* Start Listed entries *

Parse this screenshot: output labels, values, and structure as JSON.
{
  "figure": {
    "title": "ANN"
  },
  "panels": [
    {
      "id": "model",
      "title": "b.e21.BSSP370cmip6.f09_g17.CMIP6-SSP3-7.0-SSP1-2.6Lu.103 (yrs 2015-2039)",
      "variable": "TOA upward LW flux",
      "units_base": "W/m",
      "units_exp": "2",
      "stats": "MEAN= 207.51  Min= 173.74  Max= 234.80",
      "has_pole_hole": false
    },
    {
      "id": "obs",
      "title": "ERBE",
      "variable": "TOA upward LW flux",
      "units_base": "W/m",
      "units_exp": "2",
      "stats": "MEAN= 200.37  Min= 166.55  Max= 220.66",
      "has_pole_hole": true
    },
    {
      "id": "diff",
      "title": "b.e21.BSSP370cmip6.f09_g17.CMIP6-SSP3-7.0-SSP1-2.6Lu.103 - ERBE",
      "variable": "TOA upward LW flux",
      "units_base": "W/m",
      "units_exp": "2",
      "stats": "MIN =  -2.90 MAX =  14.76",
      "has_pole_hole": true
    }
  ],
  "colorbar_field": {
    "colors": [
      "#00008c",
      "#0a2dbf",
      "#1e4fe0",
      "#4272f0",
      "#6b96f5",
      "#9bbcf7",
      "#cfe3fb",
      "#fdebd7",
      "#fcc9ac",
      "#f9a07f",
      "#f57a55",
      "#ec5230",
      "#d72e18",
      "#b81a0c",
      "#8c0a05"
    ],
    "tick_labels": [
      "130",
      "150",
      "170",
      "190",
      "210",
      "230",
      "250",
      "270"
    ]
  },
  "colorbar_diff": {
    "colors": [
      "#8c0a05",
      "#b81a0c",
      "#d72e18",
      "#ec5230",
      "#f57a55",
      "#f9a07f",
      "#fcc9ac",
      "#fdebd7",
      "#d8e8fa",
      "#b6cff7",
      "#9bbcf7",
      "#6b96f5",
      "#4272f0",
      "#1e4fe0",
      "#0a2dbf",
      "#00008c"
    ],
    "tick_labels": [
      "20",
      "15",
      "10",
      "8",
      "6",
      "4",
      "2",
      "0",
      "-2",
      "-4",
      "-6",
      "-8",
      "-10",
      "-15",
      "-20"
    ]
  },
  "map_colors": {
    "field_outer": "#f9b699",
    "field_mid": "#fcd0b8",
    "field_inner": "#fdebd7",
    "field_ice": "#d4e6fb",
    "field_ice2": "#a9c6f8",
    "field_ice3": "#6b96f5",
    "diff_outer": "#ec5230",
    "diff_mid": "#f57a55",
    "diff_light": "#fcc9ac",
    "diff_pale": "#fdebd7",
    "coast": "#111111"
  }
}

* End Listed entries *

= Stated problem =
Copy every line of the listing that contains the word "stats".

= Written answer =
      "stats": "MEAN= 207.51  Min= 173.74  Max= 234.80",
      "stats": "MEAN= 200.37  Min= 166.55  Max= 220.66",
      "stats": "MIN =  -2.90 MAX =  14.76",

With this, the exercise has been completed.